(Aim of the task)
Count how many lines in the material below hold the word "Dios"; the reply is that number alone.
-- Listed entries start --
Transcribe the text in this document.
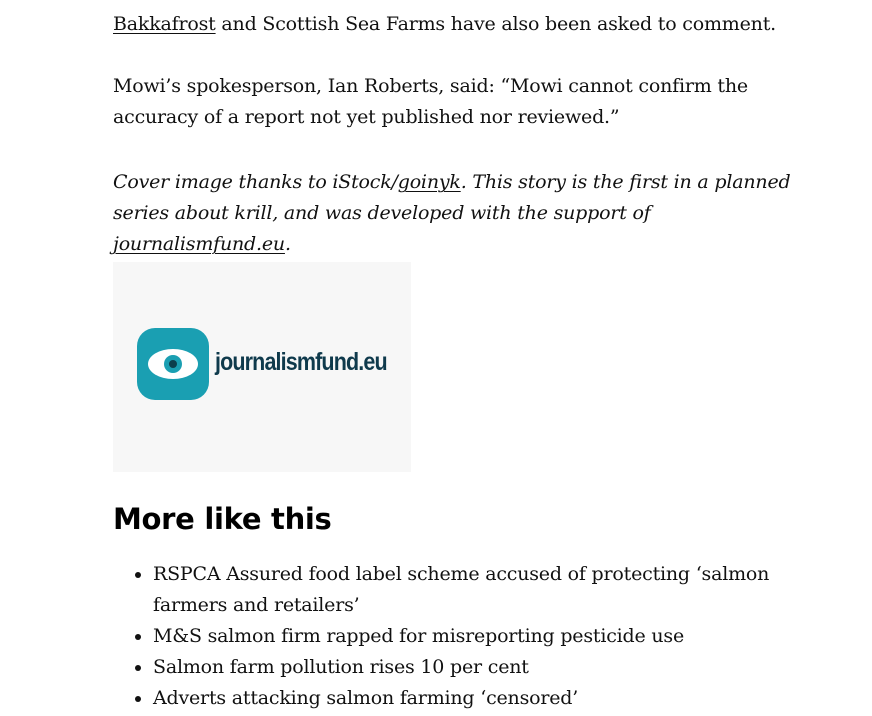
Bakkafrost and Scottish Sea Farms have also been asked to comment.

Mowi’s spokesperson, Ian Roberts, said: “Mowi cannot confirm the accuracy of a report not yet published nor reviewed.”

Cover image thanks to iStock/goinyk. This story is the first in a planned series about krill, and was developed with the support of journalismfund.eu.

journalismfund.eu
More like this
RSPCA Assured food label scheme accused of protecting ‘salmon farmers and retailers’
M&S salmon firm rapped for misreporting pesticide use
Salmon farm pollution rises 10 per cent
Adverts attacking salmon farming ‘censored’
-- Listed entries end --
-- Listed entries start --
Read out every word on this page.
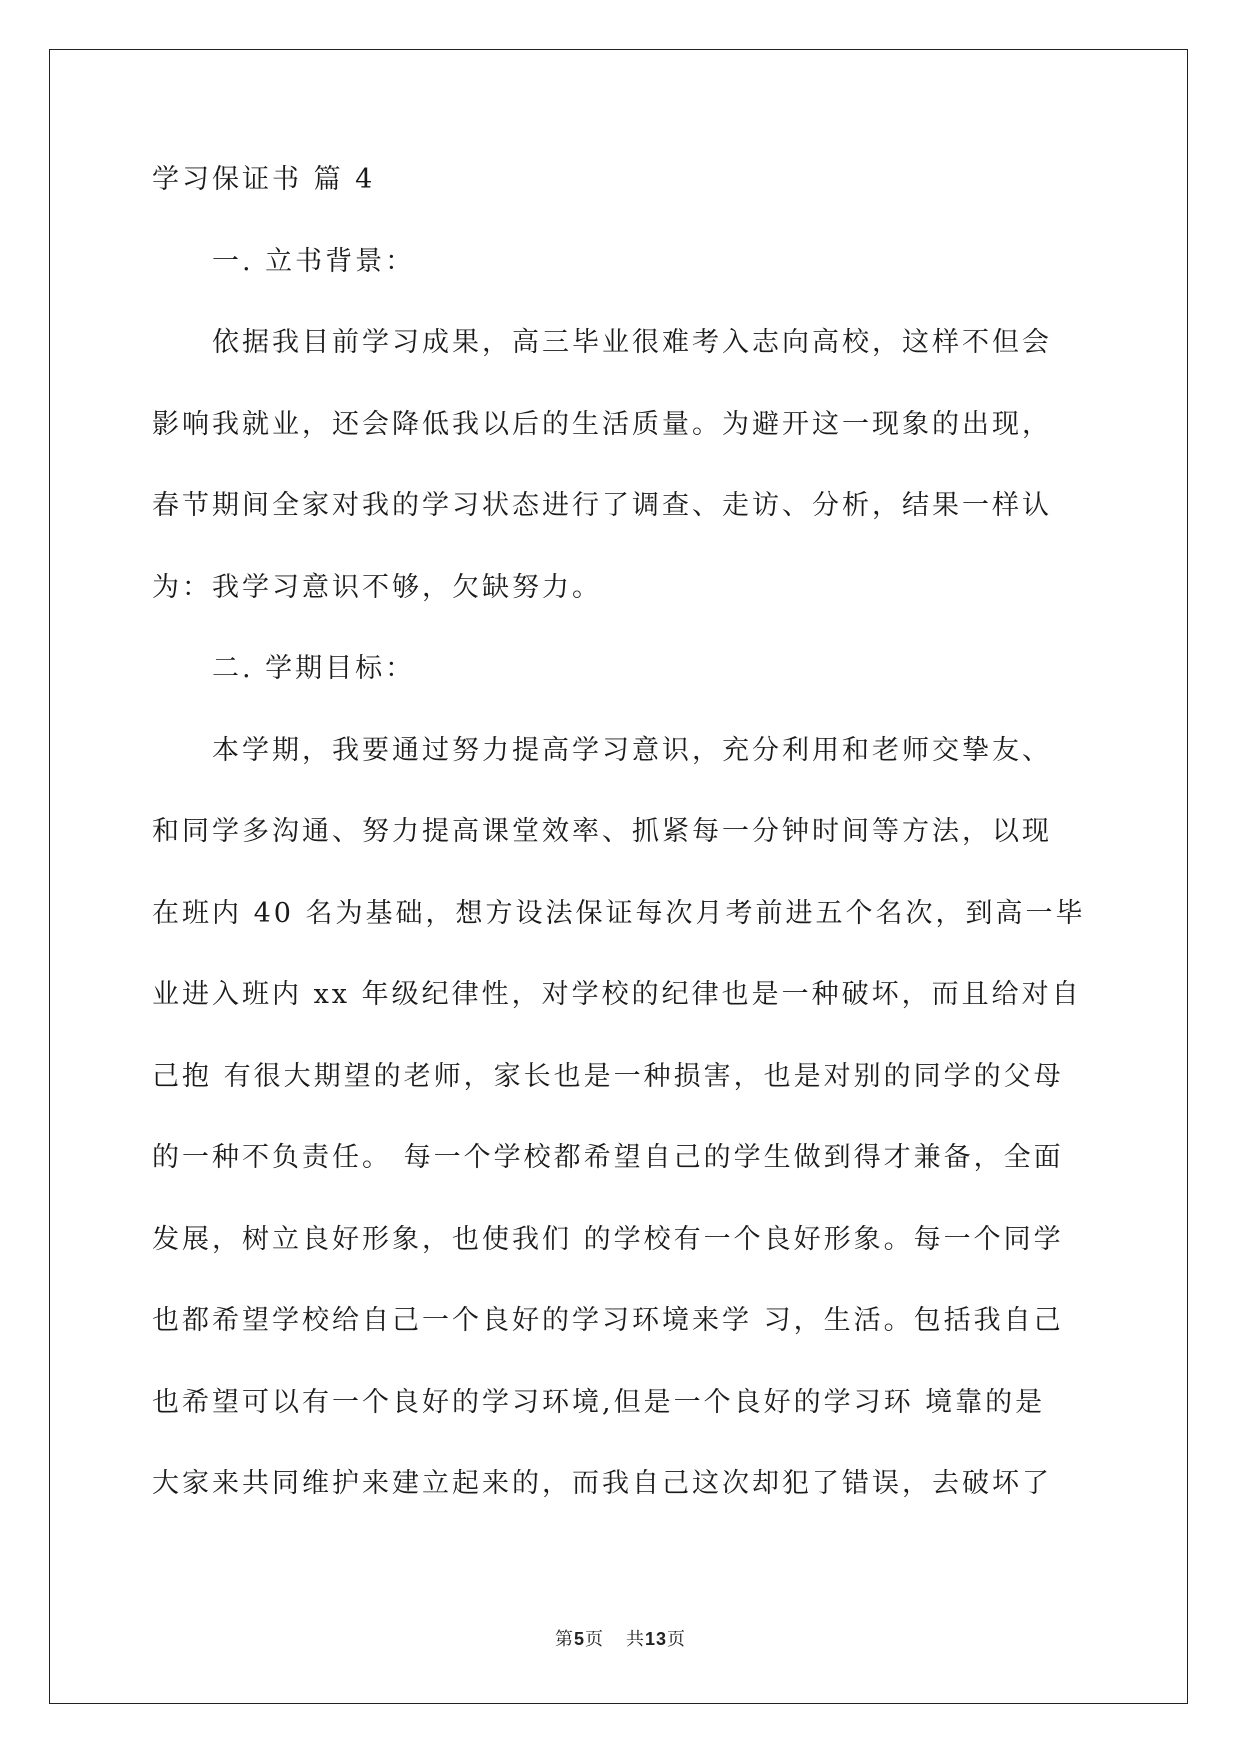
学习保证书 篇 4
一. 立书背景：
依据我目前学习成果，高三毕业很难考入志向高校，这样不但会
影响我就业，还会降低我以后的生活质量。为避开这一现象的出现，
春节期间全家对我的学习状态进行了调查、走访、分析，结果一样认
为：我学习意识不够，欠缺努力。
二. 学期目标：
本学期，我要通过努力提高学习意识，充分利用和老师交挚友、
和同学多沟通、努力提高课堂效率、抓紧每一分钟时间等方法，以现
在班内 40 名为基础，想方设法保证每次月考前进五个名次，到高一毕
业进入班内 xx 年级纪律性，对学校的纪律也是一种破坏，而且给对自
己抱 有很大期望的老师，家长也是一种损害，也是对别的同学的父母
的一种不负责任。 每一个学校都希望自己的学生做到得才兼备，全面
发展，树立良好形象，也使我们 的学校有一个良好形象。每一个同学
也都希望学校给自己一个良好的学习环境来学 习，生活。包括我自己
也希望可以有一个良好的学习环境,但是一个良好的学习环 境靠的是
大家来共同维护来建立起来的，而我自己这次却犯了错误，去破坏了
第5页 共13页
-- Listed entries end --
-- Listed entries start --
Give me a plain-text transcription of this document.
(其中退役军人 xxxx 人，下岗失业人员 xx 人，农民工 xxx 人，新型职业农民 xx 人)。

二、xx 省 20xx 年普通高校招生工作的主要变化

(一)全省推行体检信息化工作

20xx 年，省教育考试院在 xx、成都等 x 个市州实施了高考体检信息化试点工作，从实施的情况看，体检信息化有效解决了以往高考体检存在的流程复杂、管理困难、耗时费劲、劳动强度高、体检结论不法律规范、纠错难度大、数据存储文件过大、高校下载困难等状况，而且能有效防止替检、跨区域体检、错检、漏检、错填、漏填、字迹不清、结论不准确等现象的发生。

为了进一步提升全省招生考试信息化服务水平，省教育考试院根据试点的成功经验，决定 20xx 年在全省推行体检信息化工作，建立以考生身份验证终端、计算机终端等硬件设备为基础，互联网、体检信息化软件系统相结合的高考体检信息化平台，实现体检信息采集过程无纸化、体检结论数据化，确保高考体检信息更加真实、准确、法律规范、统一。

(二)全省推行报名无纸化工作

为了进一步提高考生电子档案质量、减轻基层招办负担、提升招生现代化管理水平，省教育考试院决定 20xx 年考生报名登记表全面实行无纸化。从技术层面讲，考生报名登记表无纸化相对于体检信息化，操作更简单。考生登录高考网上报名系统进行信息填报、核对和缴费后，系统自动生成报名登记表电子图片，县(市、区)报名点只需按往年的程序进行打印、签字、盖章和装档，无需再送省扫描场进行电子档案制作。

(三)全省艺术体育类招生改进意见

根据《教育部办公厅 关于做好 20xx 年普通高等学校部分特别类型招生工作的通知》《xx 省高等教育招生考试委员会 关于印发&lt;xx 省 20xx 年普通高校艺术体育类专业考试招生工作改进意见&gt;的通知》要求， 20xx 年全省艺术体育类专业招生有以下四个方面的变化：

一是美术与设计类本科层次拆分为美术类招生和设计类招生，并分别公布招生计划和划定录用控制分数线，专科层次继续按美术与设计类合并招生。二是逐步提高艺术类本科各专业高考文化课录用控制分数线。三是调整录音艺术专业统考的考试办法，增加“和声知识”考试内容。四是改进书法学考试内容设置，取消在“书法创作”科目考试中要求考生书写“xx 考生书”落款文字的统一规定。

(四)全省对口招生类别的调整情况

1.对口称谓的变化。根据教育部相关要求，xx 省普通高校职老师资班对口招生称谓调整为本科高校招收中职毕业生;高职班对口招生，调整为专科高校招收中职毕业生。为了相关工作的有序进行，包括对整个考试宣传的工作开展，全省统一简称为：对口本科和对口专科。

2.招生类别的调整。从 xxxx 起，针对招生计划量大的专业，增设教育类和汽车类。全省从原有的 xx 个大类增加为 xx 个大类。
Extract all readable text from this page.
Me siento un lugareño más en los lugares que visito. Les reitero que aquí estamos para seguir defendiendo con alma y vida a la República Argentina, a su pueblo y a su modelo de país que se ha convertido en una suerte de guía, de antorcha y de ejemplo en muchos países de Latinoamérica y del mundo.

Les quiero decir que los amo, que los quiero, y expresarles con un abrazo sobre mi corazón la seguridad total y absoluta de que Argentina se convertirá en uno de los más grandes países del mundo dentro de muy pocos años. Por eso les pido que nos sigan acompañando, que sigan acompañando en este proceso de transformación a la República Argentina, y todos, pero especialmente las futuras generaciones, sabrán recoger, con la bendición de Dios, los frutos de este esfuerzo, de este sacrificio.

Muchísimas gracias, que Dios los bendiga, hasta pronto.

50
-- Listed entries end --
(Final result)
2